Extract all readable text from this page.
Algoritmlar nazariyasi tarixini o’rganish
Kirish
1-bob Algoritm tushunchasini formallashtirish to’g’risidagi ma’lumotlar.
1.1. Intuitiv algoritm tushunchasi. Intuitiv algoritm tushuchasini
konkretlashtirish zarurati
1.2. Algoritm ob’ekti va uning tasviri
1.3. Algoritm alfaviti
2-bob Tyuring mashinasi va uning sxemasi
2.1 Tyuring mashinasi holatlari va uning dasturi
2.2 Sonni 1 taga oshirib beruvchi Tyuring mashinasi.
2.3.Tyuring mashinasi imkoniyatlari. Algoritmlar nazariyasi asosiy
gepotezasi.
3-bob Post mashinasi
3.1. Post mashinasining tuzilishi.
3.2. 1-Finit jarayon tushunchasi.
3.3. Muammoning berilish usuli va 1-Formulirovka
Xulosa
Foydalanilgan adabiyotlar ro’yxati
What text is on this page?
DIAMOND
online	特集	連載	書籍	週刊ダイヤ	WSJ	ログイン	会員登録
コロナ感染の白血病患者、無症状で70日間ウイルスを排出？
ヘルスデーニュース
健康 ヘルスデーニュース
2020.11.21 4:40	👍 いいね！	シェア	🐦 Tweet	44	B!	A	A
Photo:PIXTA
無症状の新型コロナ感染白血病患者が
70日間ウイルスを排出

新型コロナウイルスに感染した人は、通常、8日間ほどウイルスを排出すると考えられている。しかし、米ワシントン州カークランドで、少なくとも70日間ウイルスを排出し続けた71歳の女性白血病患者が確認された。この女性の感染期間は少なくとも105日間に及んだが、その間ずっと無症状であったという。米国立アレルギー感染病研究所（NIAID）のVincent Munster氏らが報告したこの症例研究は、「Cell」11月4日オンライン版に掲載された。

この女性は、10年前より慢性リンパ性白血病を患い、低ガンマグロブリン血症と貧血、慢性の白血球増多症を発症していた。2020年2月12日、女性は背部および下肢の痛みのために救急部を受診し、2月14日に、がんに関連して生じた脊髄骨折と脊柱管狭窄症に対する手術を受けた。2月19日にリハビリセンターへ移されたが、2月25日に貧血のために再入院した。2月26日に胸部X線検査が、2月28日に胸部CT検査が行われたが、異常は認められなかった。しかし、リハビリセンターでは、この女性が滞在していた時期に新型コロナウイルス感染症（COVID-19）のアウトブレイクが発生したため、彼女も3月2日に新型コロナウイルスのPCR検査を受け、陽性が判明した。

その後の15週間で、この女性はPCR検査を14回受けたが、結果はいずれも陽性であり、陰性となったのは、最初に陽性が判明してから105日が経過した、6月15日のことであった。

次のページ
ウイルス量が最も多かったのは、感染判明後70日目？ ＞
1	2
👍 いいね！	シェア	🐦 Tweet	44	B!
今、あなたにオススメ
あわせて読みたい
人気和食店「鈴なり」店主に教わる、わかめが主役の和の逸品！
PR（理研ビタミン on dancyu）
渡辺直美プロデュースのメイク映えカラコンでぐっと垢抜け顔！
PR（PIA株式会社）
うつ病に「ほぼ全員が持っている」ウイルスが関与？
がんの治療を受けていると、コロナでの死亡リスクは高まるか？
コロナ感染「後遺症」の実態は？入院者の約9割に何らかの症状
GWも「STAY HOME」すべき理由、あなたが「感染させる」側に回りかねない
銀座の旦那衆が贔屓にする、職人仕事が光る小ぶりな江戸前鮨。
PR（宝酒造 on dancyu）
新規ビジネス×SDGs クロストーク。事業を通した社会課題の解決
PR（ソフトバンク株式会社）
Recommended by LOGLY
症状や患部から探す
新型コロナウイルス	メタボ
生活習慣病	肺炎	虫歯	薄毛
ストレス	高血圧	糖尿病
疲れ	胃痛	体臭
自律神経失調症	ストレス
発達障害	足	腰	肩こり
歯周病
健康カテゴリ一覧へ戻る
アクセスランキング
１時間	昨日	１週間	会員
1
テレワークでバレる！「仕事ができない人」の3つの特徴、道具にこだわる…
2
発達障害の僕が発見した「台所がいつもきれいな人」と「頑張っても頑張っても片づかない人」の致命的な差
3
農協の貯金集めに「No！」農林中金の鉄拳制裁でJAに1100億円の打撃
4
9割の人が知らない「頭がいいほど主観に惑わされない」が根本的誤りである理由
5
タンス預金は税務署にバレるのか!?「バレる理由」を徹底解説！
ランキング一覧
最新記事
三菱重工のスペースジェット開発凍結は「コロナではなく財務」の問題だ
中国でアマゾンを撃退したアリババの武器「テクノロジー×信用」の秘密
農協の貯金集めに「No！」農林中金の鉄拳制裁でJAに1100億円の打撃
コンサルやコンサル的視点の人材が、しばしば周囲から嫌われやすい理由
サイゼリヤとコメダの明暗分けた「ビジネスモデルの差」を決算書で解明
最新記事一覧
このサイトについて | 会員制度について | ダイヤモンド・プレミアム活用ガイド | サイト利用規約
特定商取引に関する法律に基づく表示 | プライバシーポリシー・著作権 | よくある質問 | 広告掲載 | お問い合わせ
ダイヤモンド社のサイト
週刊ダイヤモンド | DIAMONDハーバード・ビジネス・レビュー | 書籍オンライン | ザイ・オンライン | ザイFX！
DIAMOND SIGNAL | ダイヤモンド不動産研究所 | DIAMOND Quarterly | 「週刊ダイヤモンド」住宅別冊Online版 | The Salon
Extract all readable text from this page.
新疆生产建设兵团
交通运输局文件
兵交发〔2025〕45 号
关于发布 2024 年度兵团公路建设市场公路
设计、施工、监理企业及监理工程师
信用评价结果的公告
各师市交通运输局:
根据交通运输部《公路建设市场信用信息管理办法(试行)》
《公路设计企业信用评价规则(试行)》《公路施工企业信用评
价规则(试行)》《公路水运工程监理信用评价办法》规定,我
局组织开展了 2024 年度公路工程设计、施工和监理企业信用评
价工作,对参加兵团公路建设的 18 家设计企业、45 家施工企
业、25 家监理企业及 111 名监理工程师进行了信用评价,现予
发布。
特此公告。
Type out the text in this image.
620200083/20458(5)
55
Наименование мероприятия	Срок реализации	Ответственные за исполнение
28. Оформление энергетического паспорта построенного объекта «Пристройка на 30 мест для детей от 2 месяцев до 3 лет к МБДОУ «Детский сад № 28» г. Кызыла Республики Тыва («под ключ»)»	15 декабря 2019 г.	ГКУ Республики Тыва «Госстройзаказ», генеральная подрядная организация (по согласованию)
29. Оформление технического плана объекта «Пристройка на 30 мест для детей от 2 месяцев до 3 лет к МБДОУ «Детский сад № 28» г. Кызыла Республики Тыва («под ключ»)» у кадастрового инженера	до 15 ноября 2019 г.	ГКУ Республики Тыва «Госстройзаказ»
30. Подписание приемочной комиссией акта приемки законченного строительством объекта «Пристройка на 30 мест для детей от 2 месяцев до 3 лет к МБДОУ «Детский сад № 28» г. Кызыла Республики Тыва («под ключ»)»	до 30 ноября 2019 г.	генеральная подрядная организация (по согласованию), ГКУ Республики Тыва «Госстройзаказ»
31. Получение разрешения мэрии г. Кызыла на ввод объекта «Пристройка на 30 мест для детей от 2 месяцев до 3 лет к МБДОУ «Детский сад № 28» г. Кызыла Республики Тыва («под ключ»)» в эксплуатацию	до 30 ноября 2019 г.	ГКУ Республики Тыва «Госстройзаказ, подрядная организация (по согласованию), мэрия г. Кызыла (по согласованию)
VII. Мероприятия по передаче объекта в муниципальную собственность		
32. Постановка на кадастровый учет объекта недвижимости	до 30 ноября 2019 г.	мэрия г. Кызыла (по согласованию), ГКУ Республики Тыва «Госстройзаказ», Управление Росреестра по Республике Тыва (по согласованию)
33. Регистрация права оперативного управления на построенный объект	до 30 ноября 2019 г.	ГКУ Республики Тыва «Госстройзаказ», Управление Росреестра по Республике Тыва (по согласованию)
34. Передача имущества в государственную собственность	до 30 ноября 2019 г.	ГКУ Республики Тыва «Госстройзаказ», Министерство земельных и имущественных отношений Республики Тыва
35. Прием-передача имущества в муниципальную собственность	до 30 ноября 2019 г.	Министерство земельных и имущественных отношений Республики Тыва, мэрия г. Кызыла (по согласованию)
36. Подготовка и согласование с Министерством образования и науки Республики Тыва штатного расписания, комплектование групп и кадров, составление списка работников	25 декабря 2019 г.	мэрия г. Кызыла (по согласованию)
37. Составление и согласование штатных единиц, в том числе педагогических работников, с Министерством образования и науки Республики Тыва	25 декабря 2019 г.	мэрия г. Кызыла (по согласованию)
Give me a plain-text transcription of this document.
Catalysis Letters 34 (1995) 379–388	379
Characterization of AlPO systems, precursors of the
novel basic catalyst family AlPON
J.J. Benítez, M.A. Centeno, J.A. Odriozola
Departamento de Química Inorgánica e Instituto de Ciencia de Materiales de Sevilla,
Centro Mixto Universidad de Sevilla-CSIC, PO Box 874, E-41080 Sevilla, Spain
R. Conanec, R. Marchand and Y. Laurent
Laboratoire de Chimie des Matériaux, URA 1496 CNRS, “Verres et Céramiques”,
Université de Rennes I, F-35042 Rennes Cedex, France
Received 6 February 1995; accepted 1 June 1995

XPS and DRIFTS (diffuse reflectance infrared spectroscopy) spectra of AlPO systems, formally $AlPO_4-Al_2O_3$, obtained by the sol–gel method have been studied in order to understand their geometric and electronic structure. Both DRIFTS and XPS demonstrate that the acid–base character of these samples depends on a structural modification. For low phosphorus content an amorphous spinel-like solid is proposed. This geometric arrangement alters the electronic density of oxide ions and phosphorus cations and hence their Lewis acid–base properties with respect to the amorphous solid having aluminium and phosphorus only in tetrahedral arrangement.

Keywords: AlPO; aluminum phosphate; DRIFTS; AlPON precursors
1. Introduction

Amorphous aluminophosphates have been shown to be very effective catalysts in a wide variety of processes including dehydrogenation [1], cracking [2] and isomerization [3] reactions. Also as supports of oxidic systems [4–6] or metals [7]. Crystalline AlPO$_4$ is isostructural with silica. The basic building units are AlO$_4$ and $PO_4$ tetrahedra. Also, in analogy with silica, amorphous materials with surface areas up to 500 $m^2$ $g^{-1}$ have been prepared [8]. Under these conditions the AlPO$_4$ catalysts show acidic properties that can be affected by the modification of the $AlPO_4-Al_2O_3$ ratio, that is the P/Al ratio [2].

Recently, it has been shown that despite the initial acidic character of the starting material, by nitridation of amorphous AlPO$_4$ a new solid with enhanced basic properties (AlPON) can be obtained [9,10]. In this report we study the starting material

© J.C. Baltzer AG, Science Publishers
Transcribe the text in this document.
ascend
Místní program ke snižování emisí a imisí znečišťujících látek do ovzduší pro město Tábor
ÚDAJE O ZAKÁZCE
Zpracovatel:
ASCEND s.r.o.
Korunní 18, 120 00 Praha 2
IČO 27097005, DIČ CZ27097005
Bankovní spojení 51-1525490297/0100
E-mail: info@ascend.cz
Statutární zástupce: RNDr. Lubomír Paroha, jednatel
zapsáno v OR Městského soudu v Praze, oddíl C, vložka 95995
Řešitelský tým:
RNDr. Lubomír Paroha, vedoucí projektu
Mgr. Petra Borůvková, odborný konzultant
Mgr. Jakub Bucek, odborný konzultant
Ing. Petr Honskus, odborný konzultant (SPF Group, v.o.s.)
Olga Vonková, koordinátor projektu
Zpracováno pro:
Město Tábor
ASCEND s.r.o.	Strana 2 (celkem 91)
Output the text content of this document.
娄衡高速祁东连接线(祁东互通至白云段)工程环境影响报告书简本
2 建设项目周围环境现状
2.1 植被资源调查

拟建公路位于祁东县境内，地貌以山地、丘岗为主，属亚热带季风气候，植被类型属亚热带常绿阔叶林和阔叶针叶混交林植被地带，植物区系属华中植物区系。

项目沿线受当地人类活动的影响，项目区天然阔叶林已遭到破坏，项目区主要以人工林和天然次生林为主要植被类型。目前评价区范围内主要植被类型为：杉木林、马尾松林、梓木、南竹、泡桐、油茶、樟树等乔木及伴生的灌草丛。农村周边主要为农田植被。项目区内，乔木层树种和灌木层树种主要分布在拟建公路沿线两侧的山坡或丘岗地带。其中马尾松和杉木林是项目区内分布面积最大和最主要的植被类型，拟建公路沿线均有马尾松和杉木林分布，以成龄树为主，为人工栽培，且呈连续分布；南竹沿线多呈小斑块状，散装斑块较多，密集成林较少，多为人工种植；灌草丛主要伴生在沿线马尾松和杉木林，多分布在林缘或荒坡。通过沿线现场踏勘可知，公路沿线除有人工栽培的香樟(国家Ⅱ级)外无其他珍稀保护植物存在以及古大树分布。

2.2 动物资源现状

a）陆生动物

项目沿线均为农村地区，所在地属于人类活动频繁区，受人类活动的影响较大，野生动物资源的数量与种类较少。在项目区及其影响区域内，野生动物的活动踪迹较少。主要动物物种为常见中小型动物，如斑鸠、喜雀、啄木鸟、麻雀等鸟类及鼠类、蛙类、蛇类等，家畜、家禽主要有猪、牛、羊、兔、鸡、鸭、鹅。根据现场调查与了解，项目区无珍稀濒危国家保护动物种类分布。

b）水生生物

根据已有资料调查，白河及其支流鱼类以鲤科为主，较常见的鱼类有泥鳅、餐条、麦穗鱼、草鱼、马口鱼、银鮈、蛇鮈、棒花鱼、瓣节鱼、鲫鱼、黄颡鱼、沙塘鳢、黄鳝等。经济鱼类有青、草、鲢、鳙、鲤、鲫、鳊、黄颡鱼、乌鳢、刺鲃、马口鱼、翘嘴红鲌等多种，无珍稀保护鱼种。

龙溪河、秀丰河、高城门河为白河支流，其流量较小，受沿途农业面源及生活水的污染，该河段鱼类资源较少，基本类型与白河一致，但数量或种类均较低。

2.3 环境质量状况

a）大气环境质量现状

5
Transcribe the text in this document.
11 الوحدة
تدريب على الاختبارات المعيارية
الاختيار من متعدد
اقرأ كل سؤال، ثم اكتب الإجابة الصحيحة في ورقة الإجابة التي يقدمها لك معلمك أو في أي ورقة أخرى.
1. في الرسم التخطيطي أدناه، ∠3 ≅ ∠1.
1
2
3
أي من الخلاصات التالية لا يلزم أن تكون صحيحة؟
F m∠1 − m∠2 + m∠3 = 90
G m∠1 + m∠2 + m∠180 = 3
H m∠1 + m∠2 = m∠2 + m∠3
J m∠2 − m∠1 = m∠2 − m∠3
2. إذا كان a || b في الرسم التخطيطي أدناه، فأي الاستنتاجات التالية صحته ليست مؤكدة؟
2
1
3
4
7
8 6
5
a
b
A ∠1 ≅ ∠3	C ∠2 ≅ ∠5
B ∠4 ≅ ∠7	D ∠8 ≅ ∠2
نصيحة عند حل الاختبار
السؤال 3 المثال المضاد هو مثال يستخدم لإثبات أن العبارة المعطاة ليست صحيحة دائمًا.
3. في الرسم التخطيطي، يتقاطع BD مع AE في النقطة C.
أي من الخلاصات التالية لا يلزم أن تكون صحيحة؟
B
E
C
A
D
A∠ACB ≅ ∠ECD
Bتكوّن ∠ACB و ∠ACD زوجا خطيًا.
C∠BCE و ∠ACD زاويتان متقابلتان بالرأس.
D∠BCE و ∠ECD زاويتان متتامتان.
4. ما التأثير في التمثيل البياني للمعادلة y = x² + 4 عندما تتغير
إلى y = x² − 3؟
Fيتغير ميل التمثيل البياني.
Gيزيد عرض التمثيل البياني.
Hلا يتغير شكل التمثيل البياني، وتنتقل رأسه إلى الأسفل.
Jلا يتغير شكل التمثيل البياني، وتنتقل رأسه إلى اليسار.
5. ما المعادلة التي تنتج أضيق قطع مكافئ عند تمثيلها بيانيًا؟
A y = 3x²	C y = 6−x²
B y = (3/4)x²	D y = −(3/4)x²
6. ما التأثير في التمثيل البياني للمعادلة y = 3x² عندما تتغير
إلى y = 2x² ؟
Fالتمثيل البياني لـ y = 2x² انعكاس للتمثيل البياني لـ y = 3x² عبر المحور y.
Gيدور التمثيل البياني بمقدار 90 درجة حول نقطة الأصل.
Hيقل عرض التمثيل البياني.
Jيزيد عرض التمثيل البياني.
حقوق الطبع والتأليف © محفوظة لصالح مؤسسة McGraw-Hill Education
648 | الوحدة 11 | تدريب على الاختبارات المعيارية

- - -

* **WRITTEN PROBLEM**
Extract each line holding the string "basic".

* **RESULT OF THIS EXERCISE**
novel basic catalyst family AlPON
Amorphous aluminophosphates have been shown to be very effective catalysts in a wide variety of processes including dehydrogenation [1], cracking [2] and isomerization [3] reactions. Also as supports of oxidic systems [4–6] or metals [7]. Crystalline AlPO$_4$ is isostructural with silica. The basic building units are AlO$_4$ and $PO_4$ tetrahedra. Also, in analogy with silica, amorphous materials with surface areas up to 500 $m^2$ $g^{-1}$ have been prepared [8]. Under these conditions the AlPO$_4$ catalysts show acidic properties that can be affected by the modification of the $AlPO_4-Al_2O_3$ ratio, that is the P/Al ratio [2].
Recently, it has been shown that despite the initial acidic character of the starting material, by nitridation of amorphous AlPO$_4$ a new solid with enhanced basic properties (AlPON) can be obtained [9,10]. In this report we study the starting material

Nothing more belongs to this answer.